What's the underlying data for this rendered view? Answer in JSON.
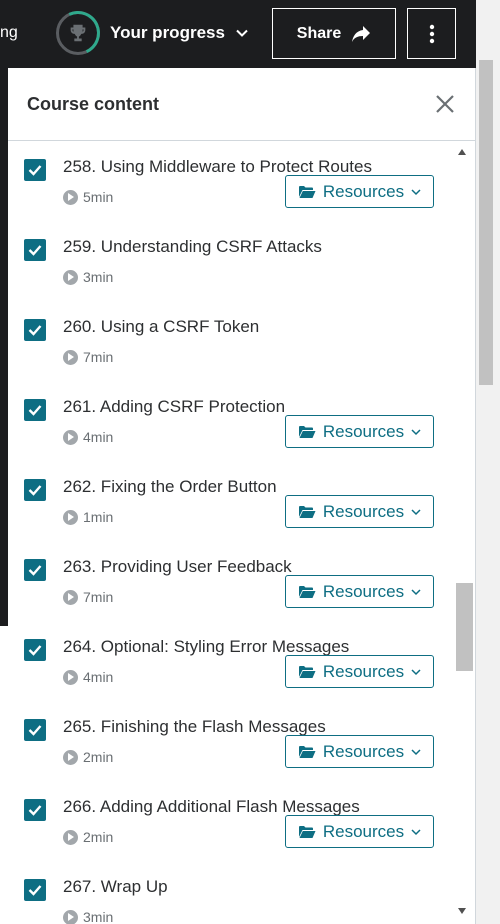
{
  "topbar": {
    "fragment_text": "ng",
    "progress_label": "Your progress",
    "share_label": "Share"
  },
  "panel": {
    "title": "Course content"
  },
  "lectures": [
    {
      "title": "258. Using Middleware to Protect Routes",
      "duration": "5min",
      "resources": "Resources",
      "has_resources": true,
      "completed": true
    },
    {
      "title": "259. Understanding CSRF Attacks",
      "duration": "3min",
      "resources": "",
      "has_resources": false,
      "completed": true
    },
    {
      "title": "260. Using a CSRF Token",
      "duration": "7min",
      "resources": "",
      "has_resources": false,
      "completed": true
    },
    {
      "title": "261. Adding CSRF Protection",
      "duration": "4min",
      "resources": "Resources",
      "has_resources": true,
      "completed": true
    },
    {
      "title": "262. Fixing the Order Button",
      "duration": "1min",
      "resources": "Resources",
      "has_resources": true,
      "completed": true
    },
    {
      "title": "263. Providing User Feedback",
      "duration": "7min",
      "resources": "Resources",
      "has_resources": true,
      "completed": true
    },
    {
      "title": "264. Optional: Styling Error Messages",
      "duration": "4min",
      "resources": "Resources",
      "has_resources": true,
      "completed": true
    },
    {
      "title": "265. Finishing the Flash Messages",
      "duration": "2min",
      "resources": "Resources",
      "has_resources": true,
      "completed": true
    },
    {
      "title": "266. Adding Additional Flash Messages",
      "duration": "2min",
      "resources": "Resources",
      "has_resources": true,
      "completed": true
    },
    {
      "title": "267. Wrap Up",
      "duration": "3min",
      "resources": "",
      "has_resources": false,
      "completed": true
    }
  ],
  "colors": {
    "accent": "#0e6e83",
    "topbar_bg": "#1c1d1f",
    "progress_ring": "#2fa98c"
  }
}
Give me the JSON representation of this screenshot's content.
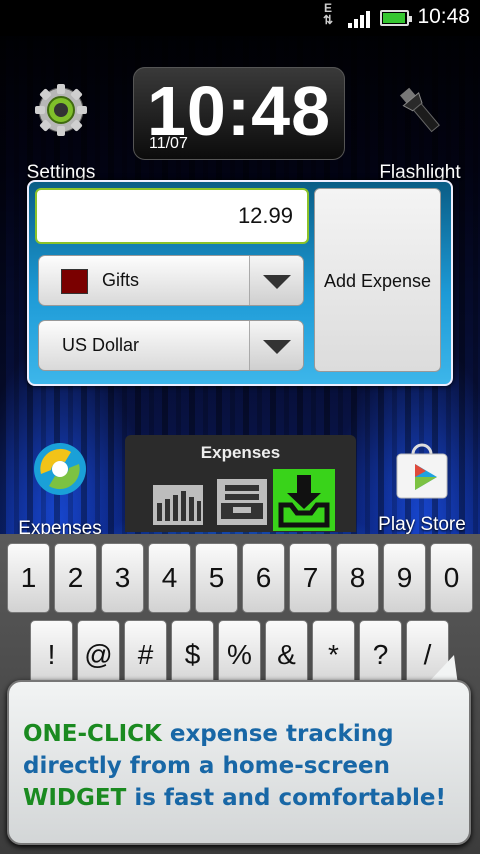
{
  "status": {
    "network_type": "E",
    "time": "10:48",
    "battery_color": "#36c631"
  },
  "clock": {
    "time": "10:48",
    "date": "11/07"
  },
  "home": {
    "settings_label": "Settings",
    "flashlight_label": "Flashlight",
    "expenses_label": "Expenses",
    "playstore_label": "Play Store"
  },
  "widget": {
    "amount": "12.99",
    "category": "Gifts",
    "category_color": "#7a0000",
    "currency": "US Dollar",
    "add_button": "Add Expense"
  },
  "expenses_widget": {
    "title": "Expenses",
    "buttons": [
      "chart-icon",
      "inbox-tray-icon",
      "download-icon"
    ]
  },
  "keyboard": {
    "row1": [
      "1",
      "2",
      "3",
      "4",
      "5",
      "6",
      "7",
      "8",
      "9",
      "0"
    ],
    "row2": [
      "!",
      "@",
      "#",
      "$",
      "%",
      "&",
      "*",
      "?",
      "/"
    ]
  },
  "promo": {
    "h1": "ONE-CLICK",
    "t1": " expense tracking directly from a home-screen ",
    "h2": "WIDGET",
    "t2": " is fast and comfortable!"
  }
}
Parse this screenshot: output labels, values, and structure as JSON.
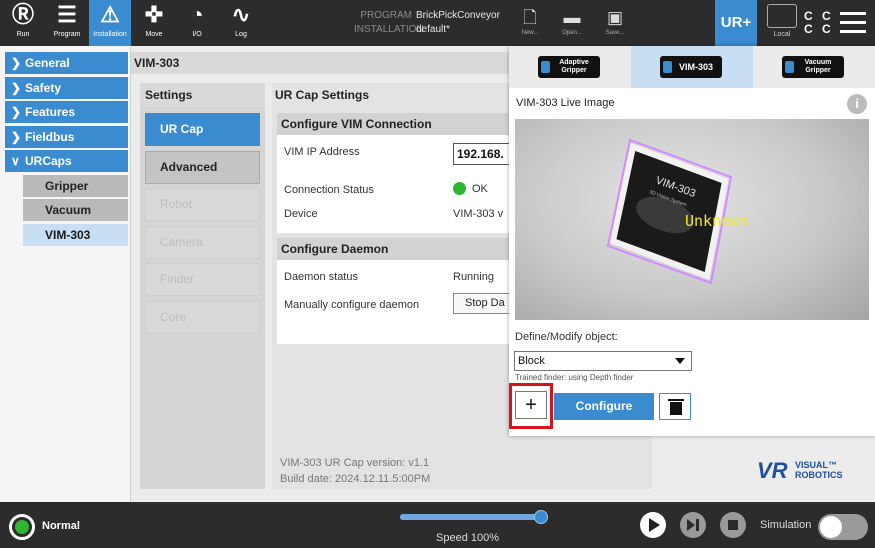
{
  "topbar": {
    "nav": [
      {
        "label": "Run",
        "icon": "ur-logo-icon"
      },
      {
        "label": "Program",
        "icon": "program-icon"
      },
      {
        "label": "Installation",
        "icon": "installation-icon"
      },
      {
        "label": "Move",
        "icon": "move-icon"
      },
      {
        "label": "I/O",
        "icon": "io-icon"
      },
      {
        "label": "Log",
        "icon": "log-icon"
      }
    ],
    "program_key": "PROGRAM",
    "program_value": "BrickPickConveyor",
    "installation_key": "INSTALLATION",
    "installation_value": "default*",
    "file": [
      {
        "label": "New...",
        "icon": "new-file-icon"
      },
      {
        "label": "Open...",
        "icon": "open-folder-icon"
      },
      {
        "label": "Save...",
        "icon": "save-icon"
      }
    ],
    "urplus_label": "UR+",
    "local_label": "Local"
  },
  "sidebar": {
    "items": [
      {
        "label": "General",
        "expanded": false
      },
      {
        "label": "Safety",
        "expanded": false
      },
      {
        "label": "Features",
        "expanded": false
      },
      {
        "label": "Fieldbus",
        "expanded": false
      },
      {
        "label": "URCaps",
        "expanded": true
      }
    ],
    "subitems": [
      {
        "label": "Gripper",
        "active": false
      },
      {
        "label": "Vacuum",
        "active": false
      },
      {
        "label": "VIM-303",
        "active": true
      }
    ]
  },
  "main": {
    "title": "VIM-303",
    "settings_header": "Settings",
    "settings_buttons": [
      {
        "label": "UR Cap",
        "state": "active"
      },
      {
        "label": "Advanced",
        "state": "normal"
      },
      {
        "label": "Robot",
        "state": "disabled"
      },
      {
        "label": "Camera",
        "state": "disabled"
      },
      {
        "label": "Finder",
        "state": "disabled"
      },
      {
        "label": "Core",
        "state": "disabled"
      }
    ],
    "cap_header": "UR Cap Settings",
    "vim_connection": {
      "title": "Configure VIM Connection",
      "ip_label": "VIM IP Address",
      "ip_value": "192.168.",
      "status_label": "Connection Status",
      "status_value": "OK",
      "device_label": "Device",
      "device_value": "VIM-303 v"
    },
    "daemon": {
      "title": "Configure Daemon",
      "status_label": "Daemon status",
      "status_value": "Running",
      "manual_label": "Manually configure daemon",
      "stop_button": "Stop Da"
    },
    "version_line": "VIM-303 UR Cap version:  v1.1",
    "build_line": "Build date:  2024.12.11.5:00PM",
    "logo_vr": "VR",
    "logo_t1": "VISUAL™",
    "logo_t2": "ROBOTICS"
  },
  "panel": {
    "tabs": [
      {
        "label": "Adaptive Gripper",
        "active": false
      },
      {
        "label": "VIM-303",
        "active": true
      },
      {
        "label": "Vacuum Gripper",
        "active": false
      }
    ],
    "live_title": "VIM-303 Live Image",
    "info_icon": "i",
    "detection_label": "Unknown",
    "box_title": "VIM-303",
    "box_subtitle": "3D Vision System",
    "define_label": "Define/Modify object:",
    "selected_object": "Block",
    "finder_note": "Trained finder: using Depth finder",
    "add_symbol": "+",
    "configure_label": "Configure"
  },
  "bottombar": {
    "status": "Normal",
    "speed_text": "Speed 100%",
    "speed_value": 100,
    "simulation_label": "Simulation",
    "simulation_on": false
  },
  "colors": {
    "accent": "#3b8bd0",
    "topbar": "#2c2c2c",
    "ok_green": "#2fb52f",
    "highlight_red": "#d8141b",
    "detection_outline": "#d28cff",
    "detection_text": "#f2e72b"
  }
}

------------------------------------------------

EXERCISE BRIEF:
Your task is to repeat the material above exactly, without its pictures.

SOLUTION:
What's the underlying data for this rendered view? Answer in JSON.
{
  "topbar": {
    "fragment_text": "ng",
    "progress_label": "Your progress",
    "share_label": "Share"
  },
  "panel": {
    "title": "Course content"
  },
  "lectures": [
    {
      "title": "258. Using Middleware to Protect Routes",
      "duration": "5min",
      "resources": "Resources",
      "has_resources": true,
      "completed": true
    },
    {
      "title": "259. Understanding CSRF Attacks",
      "duration": "3min",
      "resources": "",
      "has_resources": false,
      "completed": true
    },
    {
      "title": "260. Using a CSRF Token",
      "duration": "7min",
      "resources": "",
      "has_resources": false,
      "completed": true
    },
    {
      "title": "261. Adding CSRF Protection",
      "duration": "4min",
      "resources": "Resources",
      "has_resources": true,
      "completed": true
    },
    {
      "title": "262. Fixing the Order Button",
      "duration": "1min",
      "resources": "Resources",
      "has_resources": true,
      "completed": true
    },
    {
      "title": "263. Providing User Feedback",
      "duration": "7min",
      "resources": "Resources",
      "has_resources": true,
      "completed": true
    },
    {
      "title": "264. Optional: Styling Error Messages",
      "duration": "4min",
      "resources": "Resources",
      "has_resources": true,
      "completed": true
    },
    {
      "title": "265. Finishing the Flash Messages",
      "duration": "2min",
      "resources": "Resources",
      "has_resources": true,
      "completed": true
    },
    {
      "title": "266. Adding Additional Flash Messages",
      "duration": "2min",
      "resources": "Resources",
      "has_resources": true,
      "completed": true
    },
    {
      "title": "267. Wrap Up",
      "duration": "3min",
      "resources": "",
      "has_resources": false,
      "completed": true
    }
  ],
  "colors": {
    "accent": "#0e6e83",
    "topbar_bg": "#1c1d1f",
    "progress_ring": "#2fa98c"
  }
}
Give me the JSON representation of this screenshot's content.
{
  "status": {
    "network_type": "E",
    "time": "10:48",
    "battery_color": "#36c631"
  },
  "clock": {
    "time": "10:48",
    "date": "11/07"
  },
  "home": {
    "settings_label": "Settings",
    "flashlight_label": "Flashlight",
    "expenses_label": "Expenses",
    "playstore_label": "Play Store"
  },
  "widget": {
    "amount": "12.99",
    "category": "Gifts",
    "category_color": "#7a0000",
    "currency": "US Dollar",
    "add_button": "Add Expense"
  },
  "expenses_widget": {
    "title": "Expenses",
    "buttons": [
      "chart-icon",
      "inbox-tray-icon",
      "download-icon"
    ]
  },
  "keyboard": {
    "row1": [
      "1",
      "2",
      "3",
      "4",
      "5",
      "6",
      "7",
      "8",
      "9",
      "0"
    ],
    "row2": [
      "!",
      "@",
      "#",
      "$",
      "%",
      "&",
      "*",
      "?",
      "/"
    ]
  },
  "promo": {
    "h1": "ONE-CLICK",
    "t1": " expense tracking directly from a home-screen ",
    "h2": "WIDGET",
    "t2": " is fast and comfortable!"
  }
}
Parse this screenshot: output labels, values, and structure as JSON.
{
  "topbar": {
    "nav": [
      {
        "label": "Run",
        "icon": "ur-logo-icon"
      },
      {
        "label": "Program",
        "icon": "program-icon"
      },
      {
        "label": "Installation",
        "icon": "installation-icon"
      },
      {
        "label": "Move",
        "icon": "move-icon"
      },
      {
        "label": "I/O",
        "icon": "io-icon"
      },
      {
        "label": "Log",
        "icon": "log-icon"
      }
    ],
    "program_key": "PROGRAM",
    "program_value": "BrickPickConveyor",
    "installation_key": "INSTALLATION",
    "installation_value": "default*",
    "file": [
      {
        "label": "New...",
        "icon": "new-file-icon"
      },
      {
        "label": "Open...",
        "icon": "open-folder-icon"
      },
      {
        "label": "Save...",
        "icon": "save-icon"
      }
    ],
    "urplus_label": "UR+",
    "local_label": "Local"
  },
  "sidebar": {
    "items": [
      {
        "label": "General",
        "expanded": false
      },
      {
        "label": "Safety",
        "expanded": false
      },
      {
        "label": "Features",
        "expanded": false
      },
      {
        "label": "Fieldbus",
        "expanded": false
      },
      {
        "label": "URCaps",
        "expanded": true
      }
    ],
    "subitems": [
      {
        "label": "Gripper",
        "active": false
      },
      {
        "label": "Vacuum",
        "active": false
      },
      {
        "label": "VIM-303",
        "active": true
      }
    ]
  },
  "main": {
    "title": "VIM-303",
    "settings_header": "Settings",
    "settings_buttons": [
      {
        "label": "UR Cap",
        "state": "active"
      },
      {
        "label": "Advanced",
        "state": "normal"
      },
      {
        "label": "Robot",
        "state": "disabled"
      },
      {
        "label": "Camera",
        "state": "disabled"
      },
      {
        "label": "Finder",
        "state": "disabled"
      },
      {
        "label": "Core",
        "state": "disabled"
      }
    ],
    "cap_header": "UR Cap Settings",
    "vim_connection": {
      "title": "Configure VIM Connection",
      "ip_label": "VIM IP Address",
      "ip_value": "192.168.",
      "status_label": "Connection Status",
      "status_value": "OK",
      "device_label": "Device",
      "device_value": "VIM-303 v"
    },
    "daemon": {
      "title": "Configure Daemon",
      "status_label": "Daemon status",
      "status_value": "Running",
      "manual_label": "Manually configure daemon",
      "stop_button": "Stop Da"
    },
    "version_line": "VIM-303 UR Cap version:  v1.1",
    "build_line": "Build date:  2024.12.11.5:00PM",
    "logo_vr": "VR",
    "logo_t1": "VISUAL™",
    "logo_t2": "ROBOTICS"
  },
  "panel": {
    "tabs": [
      {
        "label": "Adaptive Gripper",
        "active": false
      },
      {
        "label": "VIM-303",
        "active": true
      },
      {
        "label": "Vacuum Gripper",
        "active": false
      }
    ],
    "live_title": "VIM-303 Live Image",
    "info_icon": "i",
    "detection_label": "Unknown",
    "box_title": "VIM-303",
    "box_subtitle": "3D Vision System",
    "define_label": "Define/Modify object:",
    "selected_object": "Block",
    "finder_note": "Trained finder: using Depth finder",
    "add_symbol": "+",
    "configure_label": "Configure"
  },
  "bottombar": {
    "status": "Normal",
    "speed_text": "Speed 100%",
    "speed_value": 100,
    "simulation_label": "Simulation",
    "simulation_on": false
  },
  "colors": {
    "accent": "#3b8bd0",
    "topbar": "#2c2c2c",
    "ok_green": "#2fb52f",
    "highlight_red": "#d8141b",
    "detection_outline": "#d28cff",
    "detection_text": "#f2e72b"
  }
}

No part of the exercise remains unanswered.